→ YOUR TASK
The listing beneath should be written out in full, exactly as shown.
# Start of PROVIDED DATA
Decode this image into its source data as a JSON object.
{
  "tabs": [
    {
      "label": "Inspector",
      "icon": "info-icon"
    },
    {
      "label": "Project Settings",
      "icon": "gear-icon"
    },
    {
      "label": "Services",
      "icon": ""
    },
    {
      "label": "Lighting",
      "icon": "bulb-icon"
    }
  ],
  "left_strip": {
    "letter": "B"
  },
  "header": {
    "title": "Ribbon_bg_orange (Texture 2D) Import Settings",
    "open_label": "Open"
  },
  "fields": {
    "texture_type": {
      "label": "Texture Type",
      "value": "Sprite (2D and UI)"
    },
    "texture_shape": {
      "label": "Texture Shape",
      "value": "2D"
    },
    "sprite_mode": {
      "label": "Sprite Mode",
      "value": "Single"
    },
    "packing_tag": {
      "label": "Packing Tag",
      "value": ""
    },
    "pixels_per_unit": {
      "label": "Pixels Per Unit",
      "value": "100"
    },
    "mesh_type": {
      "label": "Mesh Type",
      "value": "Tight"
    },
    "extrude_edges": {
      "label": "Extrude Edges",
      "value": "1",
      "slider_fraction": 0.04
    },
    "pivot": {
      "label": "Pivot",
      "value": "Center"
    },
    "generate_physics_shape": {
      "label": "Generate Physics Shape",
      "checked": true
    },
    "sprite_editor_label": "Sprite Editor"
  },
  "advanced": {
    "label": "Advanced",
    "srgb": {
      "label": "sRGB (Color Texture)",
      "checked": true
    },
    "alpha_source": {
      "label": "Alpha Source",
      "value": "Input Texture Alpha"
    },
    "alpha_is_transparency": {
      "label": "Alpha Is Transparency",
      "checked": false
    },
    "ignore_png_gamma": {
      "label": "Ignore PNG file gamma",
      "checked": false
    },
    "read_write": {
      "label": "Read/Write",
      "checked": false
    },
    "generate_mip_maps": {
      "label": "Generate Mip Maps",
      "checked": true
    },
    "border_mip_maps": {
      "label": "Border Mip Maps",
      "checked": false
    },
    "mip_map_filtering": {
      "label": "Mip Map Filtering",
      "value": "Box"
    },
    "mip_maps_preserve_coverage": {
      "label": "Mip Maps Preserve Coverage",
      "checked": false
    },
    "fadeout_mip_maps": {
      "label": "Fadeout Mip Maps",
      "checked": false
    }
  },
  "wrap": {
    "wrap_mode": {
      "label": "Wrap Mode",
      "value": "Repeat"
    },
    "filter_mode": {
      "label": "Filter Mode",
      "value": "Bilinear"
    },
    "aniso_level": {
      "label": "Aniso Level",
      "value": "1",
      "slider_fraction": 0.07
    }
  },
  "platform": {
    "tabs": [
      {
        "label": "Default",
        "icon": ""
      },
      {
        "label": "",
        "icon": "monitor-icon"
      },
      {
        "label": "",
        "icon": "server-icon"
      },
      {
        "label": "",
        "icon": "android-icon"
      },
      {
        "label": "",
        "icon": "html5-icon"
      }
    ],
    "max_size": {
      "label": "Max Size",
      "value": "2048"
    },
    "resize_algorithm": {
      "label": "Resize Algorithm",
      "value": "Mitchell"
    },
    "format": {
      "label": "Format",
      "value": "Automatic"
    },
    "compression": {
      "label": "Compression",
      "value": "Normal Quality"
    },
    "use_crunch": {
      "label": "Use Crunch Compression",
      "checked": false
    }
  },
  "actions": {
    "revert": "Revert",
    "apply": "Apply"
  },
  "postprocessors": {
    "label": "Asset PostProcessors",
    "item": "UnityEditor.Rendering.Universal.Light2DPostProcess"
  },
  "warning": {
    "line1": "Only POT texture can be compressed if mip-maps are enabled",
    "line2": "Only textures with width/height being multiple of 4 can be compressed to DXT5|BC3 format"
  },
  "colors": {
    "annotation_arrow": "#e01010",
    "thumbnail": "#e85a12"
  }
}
# End of PROVIDED DATA
→ EXERCISE RESPONSE
Decode this image into its source data as a JSON object.
{
  "tabs": [
    {
      "label": "Inspector",
      "icon": "info-icon"
    },
    {
      "label": "Project Settings",
      "icon": "gear-icon"
    },
    {
      "label": "Services",
      "icon": ""
    },
    {
      "label": "Lighting",
      "icon": "bulb-icon"
    }
  ],
  "left_strip": {
    "letter": "B"
  },
  "header": {
    "title": "Ribbon_bg_orange (Texture 2D) Import Settings",
    "open_label": "Open"
  },
  "fields": {
    "texture_type": {
      "label": "Texture Type",
      "value": "Sprite (2D and UI)"
    },
    "texture_shape": {
      "label": "Texture Shape",
      "value": "2D"
    },
    "sprite_mode": {
      "label": "Sprite Mode",
      "value": "Single"
    },
    "packing_tag": {
      "label": "Packing Tag",
      "value": ""
    },
    "pixels_per_unit": {
      "label": "Pixels Per Unit",
      "value": "100"
    },
    "mesh_type": {
      "label": "Mesh Type",
      "value": "Tight"
    },
    "extrude_edges": {
      "label": "Extrude Edges",
      "value": "1",
      "slider_fraction": 0.04
    },
    "pivot": {
      "label": "Pivot",
      "value": "Center"
    },
    "generate_physics_shape": {
      "label": "Generate Physics Shape",
      "checked": true
    },
    "sprite_editor_label": "Sprite Editor"
  },
  "advanced": {
    "label": "Advanced",
    "srgb": {
      "label": "sRGB (Color Texture)",
      "checked": true
    },
    "alpha_source": {
      "label": "Alpha Source",
      "value": "Input Texture Alpha"
    },
    "alpha_is_transparency": {
      "label": "Alpha Is Transparency",
      "checked": false
    },
    "ignore_png_gamma": {
      "label": "Ignore PNG file gamma",
      "checked": false
    },
    "read_write": {
      "label": "Read/Write",
      "checked": false
    },
    "generate_mip_maps": {
      "label": "Generate Mip Maps",
      "checked": true
    },
    "border_mip_maps": {
      "label": "Border Mip Maps",
      "checked": false
    },
    "mip_map_filtering": {
      "label": "Mip Map Filtering",
      "value": "Box"
    },
    "mip_maps_preserve_coverage": {
      "label": "Mip Maps Preserve Coverage",
      "checked": false
    },
    "fadeout_mip_maps": {
      "label": "Fadeout Mip Maps",
      "checked": false
    }
  },
  "wrap": {
    "wrap_mode": {
      "label": "Wrap Mode",
      "value": "Repeat"
    },
    "filter_mode": {
      "label": "Filter Mode",
      "value": "Bilinear"
    },
    "aniso_level": {
      "label": "Aniso Level",
      "value": "1",
      "slider_fraction": 0.07
    }
  },
  "platform": {
    "tabs": [
      {
        "label": "Default",
        "icon": ""
      },
      {
        "label": "",
        "icon": "monitor-icon"
      },
      {
        "label": "",
        "icon": "server-icon"
      },
      {
        "label": "",
        "icon": "android-icon"
      },
      {
        "label": "",
        "icon": "html5-icon"
      }
    ],
    "max_size": {
      "label": "Max Size",
      "value": "2048"
    },
    "resize_algorithm": {
      "label": "Resize Algorithm",
      "value": "Mitchell"
    },
    "format": {
      "label": "Format",
      "value": "Automatic"
    },
    "compression": {
      "label": "Compression",
      "value": "Normal Quality"
    },
    "use_crunch": {
      "label": "Use Crunch Compression",
      "checked": false
    }
  },
  "actions": {
    "revert": "Revert",
    "apply": "Apply"
  },
  "postprocessors": {
    "label": "Asset PostProcessors",
    "item": "UnityEditor.Rendering.Universal.Light2DPostProcess"
  },
  "warning": {
    "line1": "Only POT texture can be compressed if mip-maps are enabled",
    "line2": "Only textures with width/height being multiple of 4 can be compressed to DXT5|BC3 format"
  },
  "colors": {
    "annotation_arrow": "#e01010",
    "thumbnail": "#e85a12"
  }
}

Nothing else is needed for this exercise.